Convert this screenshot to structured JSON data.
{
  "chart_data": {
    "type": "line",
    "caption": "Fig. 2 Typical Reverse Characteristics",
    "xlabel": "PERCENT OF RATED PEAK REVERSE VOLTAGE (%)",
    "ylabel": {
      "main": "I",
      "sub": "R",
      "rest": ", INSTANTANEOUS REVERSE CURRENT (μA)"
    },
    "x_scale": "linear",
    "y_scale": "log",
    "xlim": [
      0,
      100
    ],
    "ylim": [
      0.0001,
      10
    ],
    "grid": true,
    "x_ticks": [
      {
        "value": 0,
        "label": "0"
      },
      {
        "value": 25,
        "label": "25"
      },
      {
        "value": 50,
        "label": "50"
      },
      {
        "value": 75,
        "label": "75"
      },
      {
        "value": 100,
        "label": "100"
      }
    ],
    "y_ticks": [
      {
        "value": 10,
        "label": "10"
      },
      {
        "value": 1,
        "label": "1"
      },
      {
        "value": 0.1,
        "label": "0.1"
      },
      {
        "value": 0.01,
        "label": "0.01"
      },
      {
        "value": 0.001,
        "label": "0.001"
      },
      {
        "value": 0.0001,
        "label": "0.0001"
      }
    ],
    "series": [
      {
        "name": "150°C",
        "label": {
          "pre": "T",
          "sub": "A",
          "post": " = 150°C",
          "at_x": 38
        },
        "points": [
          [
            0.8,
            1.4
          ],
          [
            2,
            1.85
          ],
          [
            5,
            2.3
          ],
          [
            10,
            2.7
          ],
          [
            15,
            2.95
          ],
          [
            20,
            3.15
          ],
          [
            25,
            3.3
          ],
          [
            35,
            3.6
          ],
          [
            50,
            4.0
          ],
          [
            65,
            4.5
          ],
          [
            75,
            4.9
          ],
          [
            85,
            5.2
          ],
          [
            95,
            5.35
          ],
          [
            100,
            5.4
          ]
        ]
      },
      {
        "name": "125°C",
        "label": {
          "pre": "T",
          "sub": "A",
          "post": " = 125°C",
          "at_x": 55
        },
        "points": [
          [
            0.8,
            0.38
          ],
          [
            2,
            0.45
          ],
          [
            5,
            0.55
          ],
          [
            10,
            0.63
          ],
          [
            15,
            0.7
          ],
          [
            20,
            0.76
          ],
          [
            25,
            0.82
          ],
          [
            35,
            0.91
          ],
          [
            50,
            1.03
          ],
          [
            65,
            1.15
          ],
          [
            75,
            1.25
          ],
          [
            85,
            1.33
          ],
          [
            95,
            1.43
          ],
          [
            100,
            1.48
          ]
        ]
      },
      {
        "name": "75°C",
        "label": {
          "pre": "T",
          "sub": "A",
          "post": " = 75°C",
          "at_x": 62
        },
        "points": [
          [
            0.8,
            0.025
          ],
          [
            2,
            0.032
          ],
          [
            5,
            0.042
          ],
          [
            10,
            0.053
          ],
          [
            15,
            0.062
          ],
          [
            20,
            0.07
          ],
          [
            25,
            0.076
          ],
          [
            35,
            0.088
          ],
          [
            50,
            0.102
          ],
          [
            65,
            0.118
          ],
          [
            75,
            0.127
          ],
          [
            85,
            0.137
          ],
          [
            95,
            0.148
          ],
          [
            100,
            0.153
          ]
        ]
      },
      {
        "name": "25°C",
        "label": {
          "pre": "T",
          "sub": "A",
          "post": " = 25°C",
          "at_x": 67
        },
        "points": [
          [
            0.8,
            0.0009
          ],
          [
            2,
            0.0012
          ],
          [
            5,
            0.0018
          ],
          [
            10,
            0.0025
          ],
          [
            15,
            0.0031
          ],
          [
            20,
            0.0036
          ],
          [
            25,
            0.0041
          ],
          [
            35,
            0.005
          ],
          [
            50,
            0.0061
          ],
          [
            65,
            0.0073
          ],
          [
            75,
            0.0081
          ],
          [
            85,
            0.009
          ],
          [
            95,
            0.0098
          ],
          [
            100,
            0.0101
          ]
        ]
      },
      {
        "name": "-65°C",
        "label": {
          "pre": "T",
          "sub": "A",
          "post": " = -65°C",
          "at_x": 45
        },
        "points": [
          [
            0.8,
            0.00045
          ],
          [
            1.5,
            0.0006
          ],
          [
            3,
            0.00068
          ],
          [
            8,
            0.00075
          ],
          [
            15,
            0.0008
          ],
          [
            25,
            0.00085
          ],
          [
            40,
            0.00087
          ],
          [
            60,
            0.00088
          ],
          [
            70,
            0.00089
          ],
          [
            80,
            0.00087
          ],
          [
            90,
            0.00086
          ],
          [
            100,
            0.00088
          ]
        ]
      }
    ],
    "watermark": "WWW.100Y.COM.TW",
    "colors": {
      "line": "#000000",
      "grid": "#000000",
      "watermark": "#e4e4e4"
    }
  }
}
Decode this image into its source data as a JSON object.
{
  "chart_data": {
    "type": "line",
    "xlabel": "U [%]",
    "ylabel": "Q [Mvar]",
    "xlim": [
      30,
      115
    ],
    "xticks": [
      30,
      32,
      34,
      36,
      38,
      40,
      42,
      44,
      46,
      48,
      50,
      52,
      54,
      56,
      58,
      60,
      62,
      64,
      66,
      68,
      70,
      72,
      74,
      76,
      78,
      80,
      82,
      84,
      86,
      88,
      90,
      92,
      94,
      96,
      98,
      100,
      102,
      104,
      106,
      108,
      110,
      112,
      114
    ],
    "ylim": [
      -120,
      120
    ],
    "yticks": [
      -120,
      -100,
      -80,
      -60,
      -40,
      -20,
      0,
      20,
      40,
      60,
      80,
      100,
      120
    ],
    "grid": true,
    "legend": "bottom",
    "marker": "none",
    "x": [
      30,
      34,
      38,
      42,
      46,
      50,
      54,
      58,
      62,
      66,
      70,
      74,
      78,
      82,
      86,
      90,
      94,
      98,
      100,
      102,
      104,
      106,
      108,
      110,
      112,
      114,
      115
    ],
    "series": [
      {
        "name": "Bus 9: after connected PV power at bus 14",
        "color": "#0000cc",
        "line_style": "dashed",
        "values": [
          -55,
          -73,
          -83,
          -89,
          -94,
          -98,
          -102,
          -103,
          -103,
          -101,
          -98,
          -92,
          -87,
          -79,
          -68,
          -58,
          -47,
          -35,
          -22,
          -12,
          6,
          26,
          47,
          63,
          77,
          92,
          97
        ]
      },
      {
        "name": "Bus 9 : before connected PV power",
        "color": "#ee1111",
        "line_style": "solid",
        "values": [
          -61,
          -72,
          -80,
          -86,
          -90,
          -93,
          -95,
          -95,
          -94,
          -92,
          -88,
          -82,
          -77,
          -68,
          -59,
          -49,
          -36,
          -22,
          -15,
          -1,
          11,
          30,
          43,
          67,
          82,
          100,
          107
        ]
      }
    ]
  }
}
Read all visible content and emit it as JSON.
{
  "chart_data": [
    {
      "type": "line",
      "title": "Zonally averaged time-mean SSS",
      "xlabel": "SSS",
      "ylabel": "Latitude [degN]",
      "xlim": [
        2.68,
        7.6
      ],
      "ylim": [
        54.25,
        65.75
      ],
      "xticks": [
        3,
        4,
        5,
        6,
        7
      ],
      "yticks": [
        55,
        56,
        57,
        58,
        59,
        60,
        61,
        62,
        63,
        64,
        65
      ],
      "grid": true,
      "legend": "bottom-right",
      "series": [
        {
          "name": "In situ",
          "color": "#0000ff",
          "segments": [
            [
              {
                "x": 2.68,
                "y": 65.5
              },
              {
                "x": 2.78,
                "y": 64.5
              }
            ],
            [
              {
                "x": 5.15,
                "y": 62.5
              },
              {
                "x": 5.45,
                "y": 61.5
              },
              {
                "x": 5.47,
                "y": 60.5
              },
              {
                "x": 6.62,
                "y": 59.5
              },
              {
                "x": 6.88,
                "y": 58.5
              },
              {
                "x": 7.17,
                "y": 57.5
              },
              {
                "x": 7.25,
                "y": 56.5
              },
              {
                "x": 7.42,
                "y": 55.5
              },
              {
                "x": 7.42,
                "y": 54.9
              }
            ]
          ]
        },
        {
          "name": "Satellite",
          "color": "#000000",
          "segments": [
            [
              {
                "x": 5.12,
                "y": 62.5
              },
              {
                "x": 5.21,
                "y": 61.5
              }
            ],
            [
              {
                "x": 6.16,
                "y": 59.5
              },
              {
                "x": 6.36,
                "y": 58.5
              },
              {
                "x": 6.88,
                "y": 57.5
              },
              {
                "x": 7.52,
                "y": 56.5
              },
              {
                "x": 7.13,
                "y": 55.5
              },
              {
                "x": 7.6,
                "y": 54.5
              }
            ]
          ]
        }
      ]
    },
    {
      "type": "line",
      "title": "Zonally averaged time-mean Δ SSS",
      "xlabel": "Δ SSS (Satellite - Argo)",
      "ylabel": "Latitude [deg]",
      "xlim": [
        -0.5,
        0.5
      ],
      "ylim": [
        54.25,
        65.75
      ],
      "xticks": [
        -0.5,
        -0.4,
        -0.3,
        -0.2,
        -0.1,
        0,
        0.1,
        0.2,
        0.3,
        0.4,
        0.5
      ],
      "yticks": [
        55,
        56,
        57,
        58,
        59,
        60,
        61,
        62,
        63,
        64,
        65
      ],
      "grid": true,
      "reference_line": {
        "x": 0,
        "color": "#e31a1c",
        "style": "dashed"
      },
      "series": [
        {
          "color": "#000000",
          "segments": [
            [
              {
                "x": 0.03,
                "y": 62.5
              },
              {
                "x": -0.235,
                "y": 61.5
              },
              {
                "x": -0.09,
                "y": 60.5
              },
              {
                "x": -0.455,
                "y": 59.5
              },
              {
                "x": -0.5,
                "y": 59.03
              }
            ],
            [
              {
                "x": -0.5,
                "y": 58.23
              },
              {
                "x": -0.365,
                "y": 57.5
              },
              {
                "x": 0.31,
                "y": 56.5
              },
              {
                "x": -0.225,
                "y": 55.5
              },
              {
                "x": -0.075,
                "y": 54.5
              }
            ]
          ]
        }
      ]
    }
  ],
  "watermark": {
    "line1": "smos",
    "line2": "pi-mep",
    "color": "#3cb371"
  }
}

------------------------------------

=== What the task asks ===
Copy each line of the listing that contains the string "connected".

=== Final result ===
        "name": "Bus 9: after connected PV power at bus 14",
        "name": "Bus 9 : before connected PV power",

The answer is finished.